Exercise goal: Spot each line in the records below where the word "peek" occurs, then copy it.

Supplied material:
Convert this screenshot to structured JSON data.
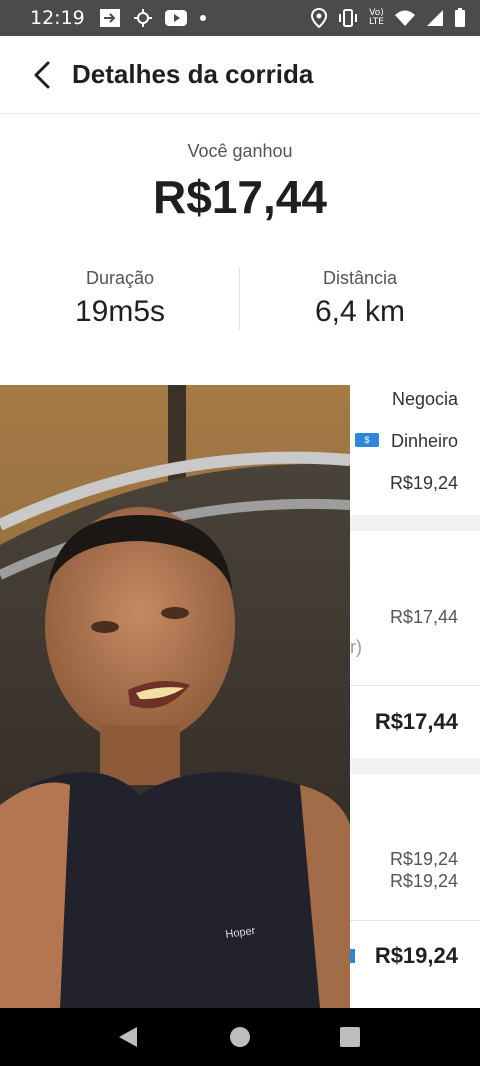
{
  "status_bar": {
    "time": "12:19",
    "lte": "Vo)\nLTE",
    "icons": [
      "cast-icon",
      "settings-icon",
      "youtube-icon",
      "dot-icon",
      "location-icon",
      "vibrate-icon",
      "lte-icon",
      "wifi-icon",
      "signal-icon",
      "battery-icon"
    ]
  },
  "header": {
    "title": "Detalhes da corrida"
  },
  "earnings": {
    "label": "Você ganhou",
    "amount": "R$17,44"
  },
  "stats": {
    "duration_label": "Duração",
    "duration_value": "19m5s",
    "distance_label": "Distância",
    "distance_value": "6,4 km"
  },
  "trip_info": {
    "negotiation": "Negocia",
    "payment_method": "Dinheiro",
    "cash_badge": "$",
    "price": "R$19,24"
  },
  "earnings_breakdown": {
    "line_value": "R$17,44",
    "fragment": "r)",
    "total": "R$17,44"
  },
  "fare_breakdown": {
    "line1": "R$19,24",
    "line2": "R$19,24",
    "total": "R$19,24"
  },
  "overlay": {
    "shirt_text": "Hoper"
  },
  "colors": {
    "status_bar": "#4b4b4b",
    "accent_blue": "#2f86d9",
    "nav_bar": "#000000"
  }
}
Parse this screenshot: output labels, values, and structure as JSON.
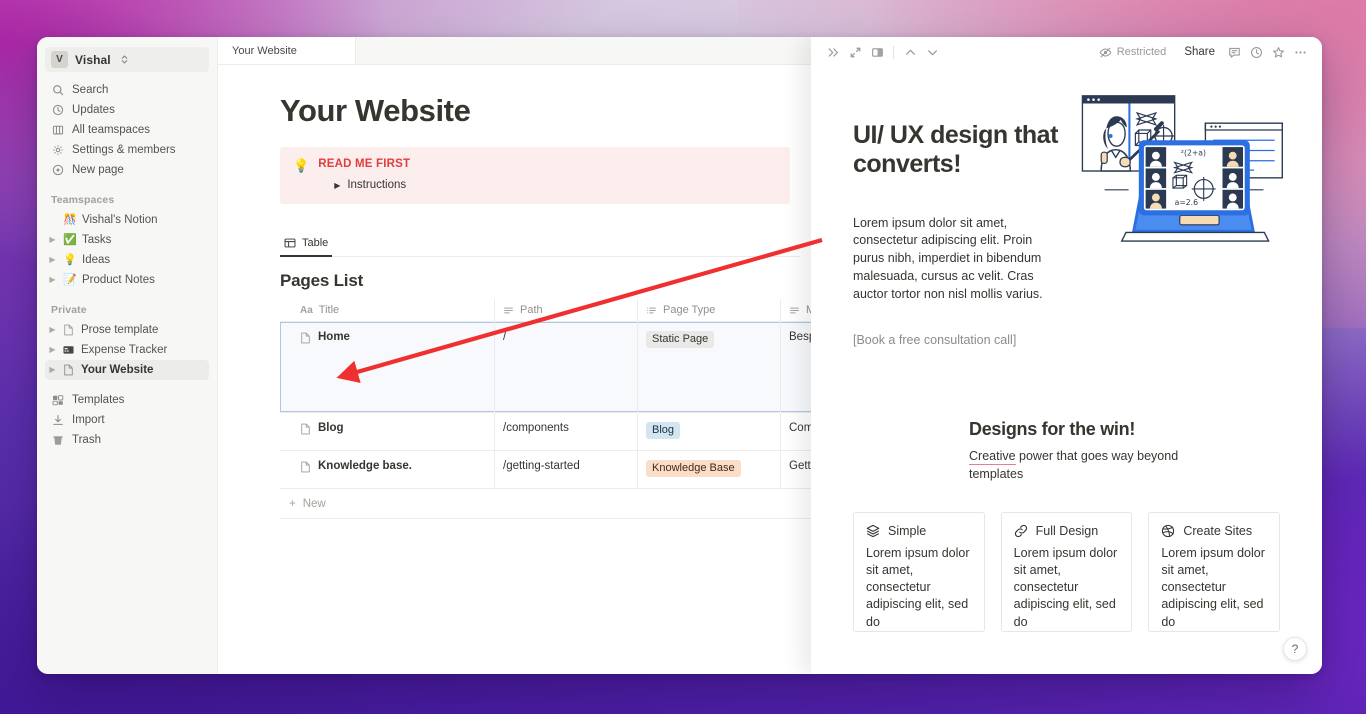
{
  "window": {
    "tab_label": "Your Website"
  },
  "sidebar": {
    "workspace": {
      "initial": "V",
      "name": "Vishal"
    },
    "nav": [
      {
        "label": "Search",
        "icon": "search-icon"
      },
      {
        "label": "Updates",
        "icon": "clock-icon"
      },
      {
        "label": "All teamspaces",
        "icon": "teamspaces-icon"
      },
      {
        "label": "Settings & members",
        "icon": "gear-icon"
      },
      {
        "label": "New page",
        "icon": "new-page-icon"
      }
    ],
    "teamspaces_label": "Teamspaces",
    "teamspaces": [
      {
        "label": "Vishal's Notion",
        "emoji": "🎊",
        "caret": false
      },
      {
        "label": "Tasks",
        "emoji": "✅",
        "caret": true
      },
      {
        "label": "Ideas",
        "emoji": "💡",
        "caret": true
      },
      {
        "label": "Product Notes",
        "emoji": "📝",
        "caret": true
      }
    ],
    "private_label": "Private",
    "private": [
      {
        "label": "Prose template",
        "icon": "page-icon",
        "caret": true,
        "selected": false
      },
      {
        "label": "Expense Tracker",
        "icon": "card-icon",
        "caret": true,
        "selected": false
      },
      {
        "label": "Your Website",
        "icon": "page-icon",
        "caret": true,
        "selected": true
      }
    ],
    "footer": [
      {
        "label": "Templates",
        "icon": "templates-icon"
      },
      {
        "label": "Import",
        "icon": "import-icon"
      },
      {
        "label": "Trash",
        "icon": "trash-icon"
      }
    ]
  },
  "document": {
    "title": "Your Website",
    "callout": {
      "emoji": "💡",
      "title": "READ ME FIRST",
      "toggle_label": "Instructions"
    },
    "view_tab": "Table",
    "database_title": "Pages List",
    "columns": [
      {
        "label": "Title",
        "icon": "aa-icon"
      },
      {
        "label": "Path",
        "icon": "text-icon"
      },
      {
        "label": "Page Type",
        "icon": "select-icon"
      },
      {
        "label": "Me",
        "icon": "text-icon"
      }
    ],
    "rows": [
      {
        "title": "Home",
        "path": "/",
        "page_type": "Static Page",
        "page_type_color": "gray",
        "meta": "Bespo",
        "selected": true
      },
      {
        "title": "Blog",
        "path": "/components",
        "page_type": "Blog",
        "page_type_color": "blue",
        "meta": "Comp",
        "selected": false
      },
      {
        "title": "Knowledge base.",
        "path": "/getting-started",
        "page_type": "Knowledge Base",
        "page_type_color": "orange",
        "meta": "Gettin",
        "selected": false
      }
    ],
    "new_row_label": "New"
  },
  "peek": {
    "toolbar": {
      "collapse_icon": "double-chevron-right-icon",
      "expand_icon": "expand-diagonal-icon",
      "layout_icon": "side-peek-icon",
      "prev_icon": "chevron-up-icon",
      "next_icon": "chevron-down-icon",
      "restricted_label": "Restricted",
      "share_label": "Share",
      "comment_icon": "comment-icon",
      "history_icon": "clock-icon",
      "favorite_icon": "star-icon",
      "more_icon": "ellipsis-icon"
    },
    "hero": {
      "heading": "UI/ UX design that converts!",
      "paragraph": "Lorem ipsum dolor sit amet, consectetur adipiscing elit. Proin purus nibh, imperdiet in bibendum malesuada, cursus ac velit. Cras auctor tortor non nisl mollis varius.",
      "cta": "[Book a free consultation call]",
      "illustration": "online-classroom-video-call-illustration"
    },
    "section2": {
      "heading": "Designs for the win!",
      "link_text": "Creative",
      "body_text": " power that goes way beyond templates"
    },
    "cards": [
      {
        "icon": "layers-icon",
        "title": "Simple",
        "text": "Lorem ipsum dolor sit amet, consectetur adipiscing elit, sed do"
      },
      {
        "icon": "link-icon",
        "title": "Full Design",
        "text": "Lorem ipsum dolor sit amet, consectetur adipiscing elit, sed do"
      },
      {
        "icon": "dribbble-icon",
        "title": "Create Sites",
        "text": "Lorem ipsum dolor sit amet, consectetur adipiscing elit, sed do"
      }
    ],
    "help_label": "?"
  },
  "annotation": {
    "arrow_color": "#f03030",
    "arrow_from": "peek-panel-left-edge",
    "arrow_to": "table-row-home-title"
  }
}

Completed exercise:
  "peek": {
      "layout_icon": "side-peek-icon",
    "arrow_from": "peek-panel-left-edge",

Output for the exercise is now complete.